[Document segment]
• • • •

PBMs can turn a profit by reimbursing pharmacies at a lower rate than a drug’s wholesale value, forcing pharmacies to dispense medication at a loss.
“The unfortunate reality that we’ve seen over the past 10 to 15 years is a dramatic reduction in the reimbursement of drugs from pharmacy benefit managers to pharmacies,” said Murphy. “More regularly, pharmacies are operating off of slimmer and slimmer margins.”
The three biggest PBMs are Optum Rx, CVS Caremark, and Express Scripts. These major companies also run their own large-scale pharmacy chains, and stand to benefit from driving independent pharmacies out of business. At least one small business in the south coast Mendocino region, Jack’s Pharmacy, was overpowered by losses due to insufficient reimbursements.
In a 2015 interview with Gualala radio station KGUA, Jack Chladek, owner of Jack’s Pharmacy in Gualala, cited inadequate reimbursements as the prime reason behind his pharmacy’s closure.
“Really, it was the progression of declining reimbursement on third-party insurance pay,” he explained. “The more I grew the prescription end of the business … the more money I was starting to lose. So it just got to the point where I could no longer keep up with the bills, I could not keep up with the wholesaler.”
New funds but new cuts
This month, a new federal policy aimed at curbing PBMs’ power was signed into law. Included in the bill, called the Consolidated Appropriations Act of 2026, was legislation meant to increase transparency around reimbursement. The legislation also set aside funding for investigations of complaints made by pharmacies, empowering individual pharmacies to demand fairer treatment.
Another recent policy that stands to benefit rural pharmacies is the Rural Health Transformation program, a federal initiative established under legislation also known as the One Big Beautiful Bill Act. The program has allocated a total of $50 billion over a period of five years to strengthen rural health care across the country.
On Dec. 29, 2025, California received $233,639,308 through the initiative. The California Department of Health Care Access and Information wrote in its project plan that part of the money will be used to “build and sustain a homegrown rural health workforce” by offering retention bonuses, relocation bonuses and funding for onboarding and temporary housing. The department proposes spending $20-30 million annually toward this kind of workforce development for the five years the federal funding is available.
Exactly when and how this funding will affect the south coast of Mendocino is unclear. If the funding can overcome the bill’s historic rollback of federal support for health care coverage is another unknown. Along with the rural health care funds, the bill also created an estimated $1 trillion federal spending reduction to Medicare over a period of 10 years.

• • • •

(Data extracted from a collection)
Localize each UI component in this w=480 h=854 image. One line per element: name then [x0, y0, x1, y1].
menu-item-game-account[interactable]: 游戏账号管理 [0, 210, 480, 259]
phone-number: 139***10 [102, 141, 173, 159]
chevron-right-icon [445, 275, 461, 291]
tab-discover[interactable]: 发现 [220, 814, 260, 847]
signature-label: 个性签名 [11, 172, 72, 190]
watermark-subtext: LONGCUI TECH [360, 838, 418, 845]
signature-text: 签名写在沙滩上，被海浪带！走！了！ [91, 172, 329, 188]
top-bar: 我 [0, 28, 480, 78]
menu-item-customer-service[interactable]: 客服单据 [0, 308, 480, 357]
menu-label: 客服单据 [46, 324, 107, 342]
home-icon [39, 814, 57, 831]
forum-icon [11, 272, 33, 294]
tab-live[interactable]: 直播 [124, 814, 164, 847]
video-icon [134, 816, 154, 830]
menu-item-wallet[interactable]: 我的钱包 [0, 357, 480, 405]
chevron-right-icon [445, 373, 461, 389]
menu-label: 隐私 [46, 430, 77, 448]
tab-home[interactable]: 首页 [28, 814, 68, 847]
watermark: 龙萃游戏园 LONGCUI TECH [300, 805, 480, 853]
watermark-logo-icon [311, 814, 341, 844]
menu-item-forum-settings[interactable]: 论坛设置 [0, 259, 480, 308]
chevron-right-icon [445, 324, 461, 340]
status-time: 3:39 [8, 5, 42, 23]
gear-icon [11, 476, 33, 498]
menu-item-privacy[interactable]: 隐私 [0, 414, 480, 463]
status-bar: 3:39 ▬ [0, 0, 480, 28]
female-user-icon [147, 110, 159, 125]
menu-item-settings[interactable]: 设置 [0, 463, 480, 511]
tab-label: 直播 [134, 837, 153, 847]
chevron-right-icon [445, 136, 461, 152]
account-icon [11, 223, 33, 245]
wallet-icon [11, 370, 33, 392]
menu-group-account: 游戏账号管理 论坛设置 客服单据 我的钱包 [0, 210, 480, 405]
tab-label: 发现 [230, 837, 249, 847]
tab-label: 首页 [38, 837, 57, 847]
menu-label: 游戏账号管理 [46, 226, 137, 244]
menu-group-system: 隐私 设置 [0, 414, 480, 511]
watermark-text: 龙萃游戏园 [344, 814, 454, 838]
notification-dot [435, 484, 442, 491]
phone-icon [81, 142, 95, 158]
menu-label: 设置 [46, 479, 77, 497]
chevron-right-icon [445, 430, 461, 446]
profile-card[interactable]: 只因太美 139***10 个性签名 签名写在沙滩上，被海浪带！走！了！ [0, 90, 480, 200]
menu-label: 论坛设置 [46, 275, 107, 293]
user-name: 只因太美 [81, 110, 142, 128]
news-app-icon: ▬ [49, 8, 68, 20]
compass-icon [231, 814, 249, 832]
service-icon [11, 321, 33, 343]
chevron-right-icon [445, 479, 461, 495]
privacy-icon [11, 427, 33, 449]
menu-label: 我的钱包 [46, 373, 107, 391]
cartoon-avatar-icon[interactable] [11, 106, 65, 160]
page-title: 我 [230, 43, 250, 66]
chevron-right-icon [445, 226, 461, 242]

• • • •

[Instructions to follow] Which three companies does the pharmacy reimbursement article identify as the biggest PBMs? Rely only on the pharmacy reimbursement article and nothing else.

[Response to the exercise] Optum Rx, CVS Caremark, and Express Scripts.